───── THE RECORDS
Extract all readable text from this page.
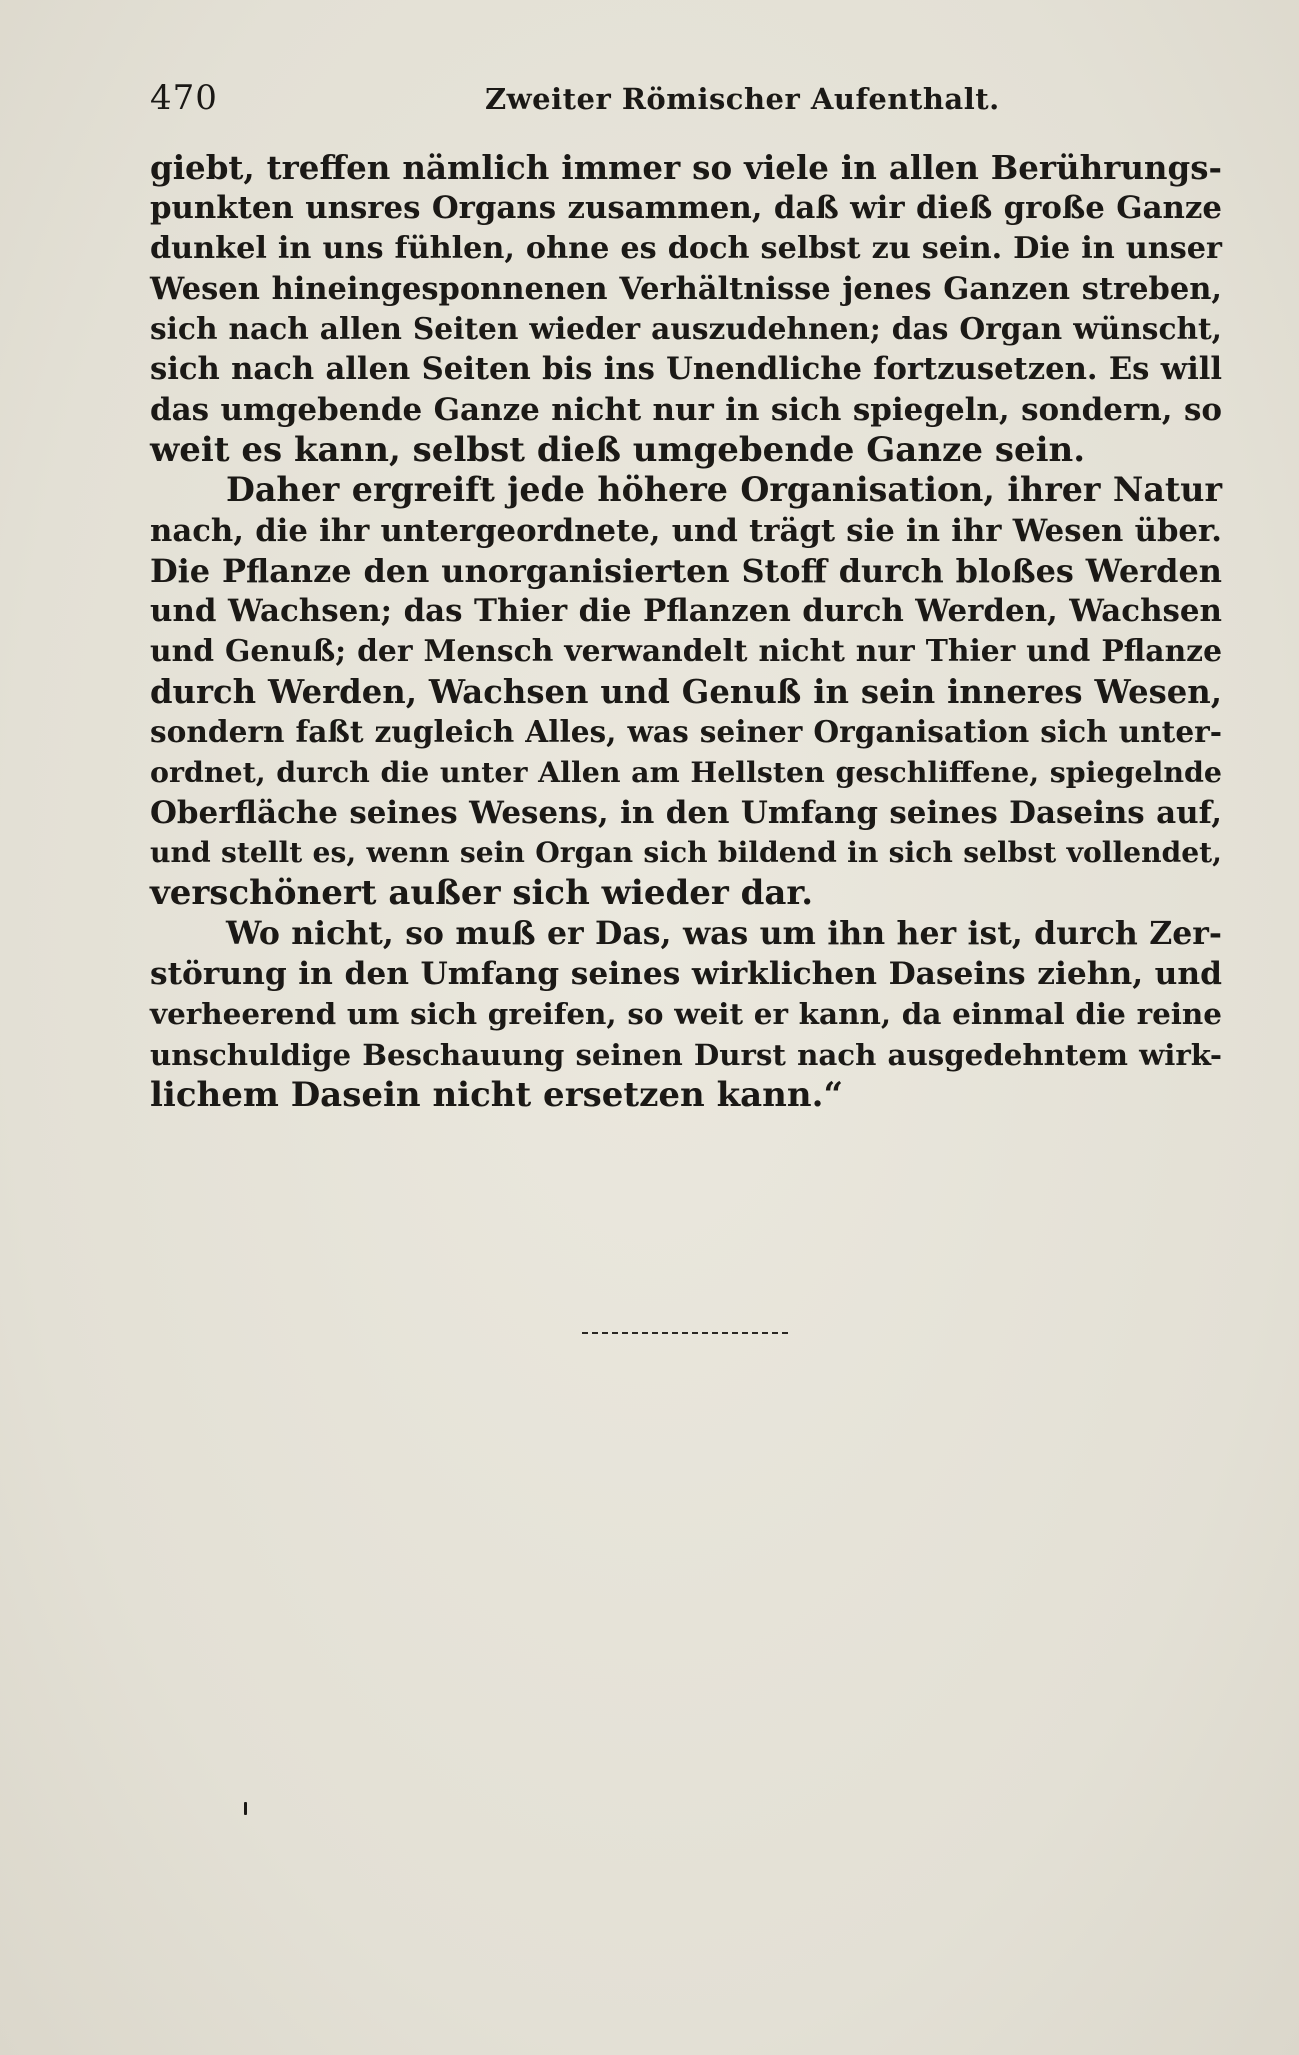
470	Zweiter Römischer Aufenthalt.
giebt, treffen nämlich immer so viele in allen Berührungs-
punkten unsres Organs zusammen, daß wir dieß große Ganze
dunkel in uns fühlen, ohne es doch selbst zu sein. Die in unser
Wesen hineingesponnenen Verhältnisse jenes Ganzen streben,
sich nach allen Seiten wieder auszudehnen; das Organ wünscht,
sich nach allen Seiten bis ins Unendliche fortzusetzen. Es will
das umgebende Ganze nicht nur in sich spiegeln, sondern, so
weit es kann, selbst dieß umgebende Ganze sein.
Daher ergreift jede höhere Organisation, ihrer Natur
nach, die ihr untergeordnete, und trägt sie in ihr Wesen über.
Die Pflanze den unorganisierten Stoff durch bloßes Werden
und Wachsen; das Thier die Pflanzen durch Werden, Wachsen
und Genuß; der Mensch verwandelt nicht nur Thier und Pflanze
durch Werden, Wachsen und Genuß in sein inneres Wesen,
sondern faßt zugleich Alles, was seiner Organisation sich unter-
ordnet, durch die unter Allen am Hellsten geschliffene, spiegelnde
Oberfläche seines Wesens, in den Umfang seines Daseins auf,
und stellt es, wenn sein Organ sich bildend in sich selbst vollendet,
verschönert außer sich wieder dar.
Wo nicht, so muß er Das, was um ihn her ist, durch Zer-
störung in den Umfang seines wirklichen Daseins ziehn, und
verheerend um sich greifen, so weit er kann, da einmal die reine
unschuldige Beschauung seinen Durst nach ausgedehntem wirk-
lichem Dasein nicht ersetzen kann.“
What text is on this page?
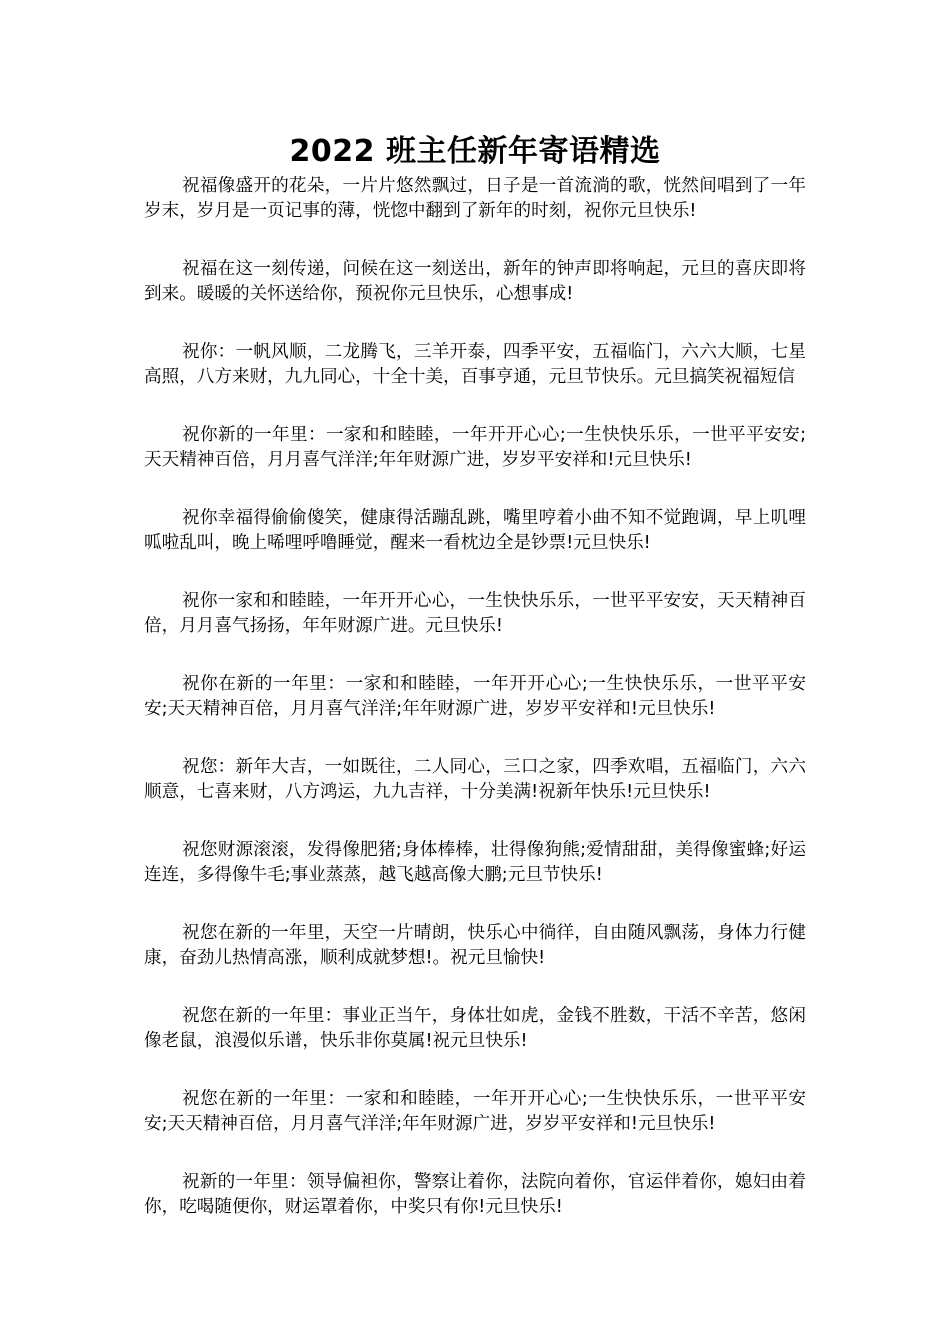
2022 班主任新年寄语精选

祝福像盛开的花朵，一片片悠然飘过，日子是一首流淌的歌，恍然间唱到了一年岁末，岁月是一页记事的薄，恍惚中翻到了新年的时刻，祝你元旦快乐!

祝福在这一刻传递，问候在这一刻送出，新年的钟声即将响起，元旦的喜庆即将到来。暖暖的关怀送给你，预祝你元旦快乐，心想事成!

祝你：一帆风顺，二龙腾飞，三羊开泰，四季平安，五福临门，六六大顺，七星高照，八方来财，九九同心，十全十美，百事亨通，元旦节快乐。元旦搞笑祝福短信

祝你新的一年里：一家和和睦睦，一年开开心心;一生快快乐乐，一世平平安安;天天精神百倍，月月喜气洋洋;年年财源广进，岁岁平安祥和!元旦快乐!

祝你幸福得偷偷傻笑，健康得活蹦乱跳，嘴里哼着小曲不知不觉跑调，早上叽哩呱啦乱叫，晚上唏哩呼噜睡觉，醒来一看枕边全是钞票!元旦快乐!

祝你一家和和睦睦，一年开开心心，一生快快乐乐，一世平平安安，天天精神百倍，月月喜气扬扬，年年财源广进。元旦快乐!

祝你在新的一年里：一家和和睦睦，一年开开心心;一生快快乐乐，一世平平安安;天天精神百倍，月月喜气洋洋;年年财源广进，岁岁平安祥和!元旦快乐!

祝您：新年大吉，一如既往，二人同心，三口之家，四季欢唱，五福临门，六六顺意，七喜来财，八方鸿运，九九吉祥，十分美满!祝新年快乐!元旦快乐!

祝您财源滚滚，发得像肥猪;身体棒棒，壮得像狗熊;爱情甜甜，美得像蜜蜂;好运连连，多得像牛毛;事业蒸蒸，越飞越高像大鹏;元旦节快乐!

祝您在新的一年里，天空一片晴朗，快乐心中徜徉，自由随风飘荡，身体力行健康，奋劲儿热情高涨，顺利成就梦想!。祝元旦愉快!

祝您在新的一年里：事业正当午，身体壮如虎，金钱不胜数，干活不辛苦，悠闲像老鼠，浪漫似乐谱，快乐非你莫属!祝元旦快乐!

祝您在新的一年里：一家和和睦睦，一年开开心心;一生快快乐乐，一世平平安安;天天精神百倍，月月喜气洋洋;年年财源广进，岁岁平安祥和!元旦快乐!

祝新的一年里：领导偏袒你，警察让着你，法院向着你，官运伴着你，媳妇由着你，吃喝随便你，财运罩着你，中奖只有你!元旦快乐!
──────────
Where a line above includes "nach", copy that line.

**RESPONSE**
sich nach allen Seiten wieder auszudehnen; das Organ wünscht,
sich nach allen Seiten bis ins Unendliche fortzusetzen. Es will
nach, die ihr untergeordnete, und trägt sie in ihr Wesen über.
unschuldige Beschauung seinen Durst nach ausgedehntem wirk-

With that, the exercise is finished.